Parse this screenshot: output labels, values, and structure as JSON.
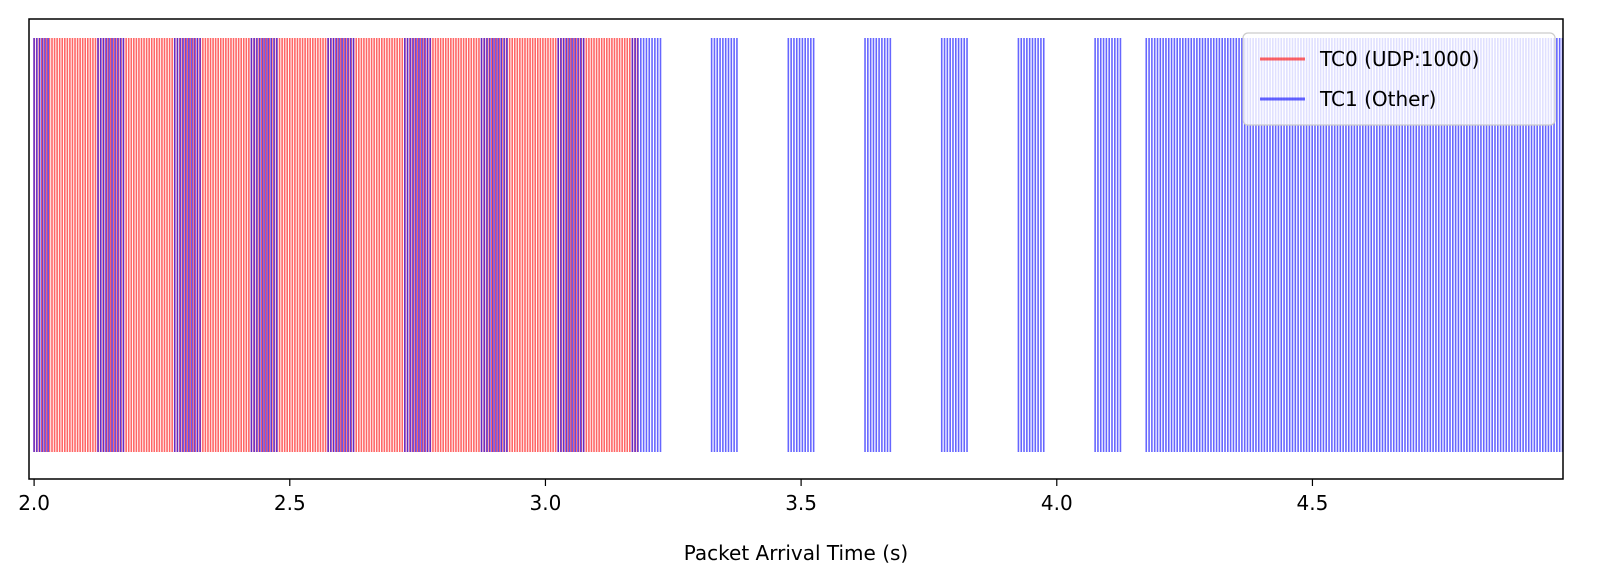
{
  "chart_data": {
    "type": "event-raster",
    "title": "",
    "xlabel": "Packet Arrival Time (s)",
    "ylabel": "",
    "xlim": [
      1.99,
      4.99
    ],
    "xticks": [
      2.0,
      2.5,
      3.0,
      3.5,
      4.0,
      4.5
    ],
    "xtick_labels": [
      "2.0",
      "2.5",
      "3.0",
      "3.5",
      "4.0",
      "4.5"
    ],
    "grid": false,
    "legend_position": "top-right",
    "series": [
      {
        "name": "TC0 (UDP:1000)",
        "color": "#ff0000",
        "opacity": 0.6,
        "bursts": [
          [
            2.0,
            3.18
          ]
        ],
        "spacing_s": 0.005
      },
      {
        "name": "TC1 (Other)",
        "color": "#0000ff",
        "opacity": 0.6,
        "bursts": [
          [
            2.0,
            2.03
          ],
          [
            2.125,
            2.175
          ],
          [
            2.275,
            2.325
          ],
          [
            2.425,
            2.475
          ],
          [
            2.575,
            2.625
          ],
          [
            2.725,
            2.775
          ],
          [
            2.875,
            2.925
          ],
          [
            3.025,
            3.075
          ],
          [
            3.17,
            3.225
          ],
          [
            3.325,
            3.375
          ],
          [
            3.475,
            3.525
          ],
          [
            3.625,
            3.675
          ],
          [
            3.775,
            3.825
          ],
          [
            3.925,
            3.975
          ],
          [
            4.075,
            4.125
          ],
          [
            4.175,
            4.99
          ]
        ],
        "spacing_s": 0.0055
      }
    ]
  }
}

● ● ● ●

• Work to complete: Every line of the data above should be quoted exactly. Omit the pictures.

• Result:
Parse this screenshot: output labels, values, and structure as JSON.
{
  "chart_data": {
    "type": "event-raster",
    "title": "",
    "xlabel": "Packet Arrival Time (s)",
    "ylabel": "",
    "xlim": [
      1.99,
      4.99
    ],
    "xticks": [
      2.0,
      2.5,
      3.0,
      3.5,
      4.0,
      4.5
    ],
    "xtick_labels": [
      "2.0",
      "2.5",
      "3.0",
      "3.5",
      "4.0",
      "4.5"
    ],
    "grid": false,
    "legend_position": "top-right",
    "series": [
      {
        "name": "TC0 (UDP:1000)",
        "color": "#ff0000",
        "opacity": 0.6,
        "bursts": [
          [
            2.0,
            3.18
          ]
        ],
        "spacing_s": 0.005
      },
      {
        "name": "TC1 (Other)",
        "color": "#0000ff",
        "opacity": 0.6,
        "bursts": [
          [
            2.0,
            2.03
          ],
          [
            2.125,
            2.175
          ],
          [
            2.275,
            2.325
          ],
          [
            2.425,
            2.475
          ],
          [
            2.575,
            2.625
          ],
          [
            2.725,
            2.775
          ],
          [
            2.875,
            2.925
          ],
          [
            3.025,
            3.075
          ],
          [
            3.17,
            3.225
          ],
          [
            3.325,
            3.375
          ],
          [
            3.475,
            3.525
          ],
          [
            3.625,
            3.675
          ],
          [
            3.775,
            3.825
          ],
          [
            3.925,
            3.975
          ],
          [
            4.075,
            4.125
          ],
          [
            4.175,
            4.99
          ]
        ],
        "spacing_s": 0.0055
      }
    ]
  }
}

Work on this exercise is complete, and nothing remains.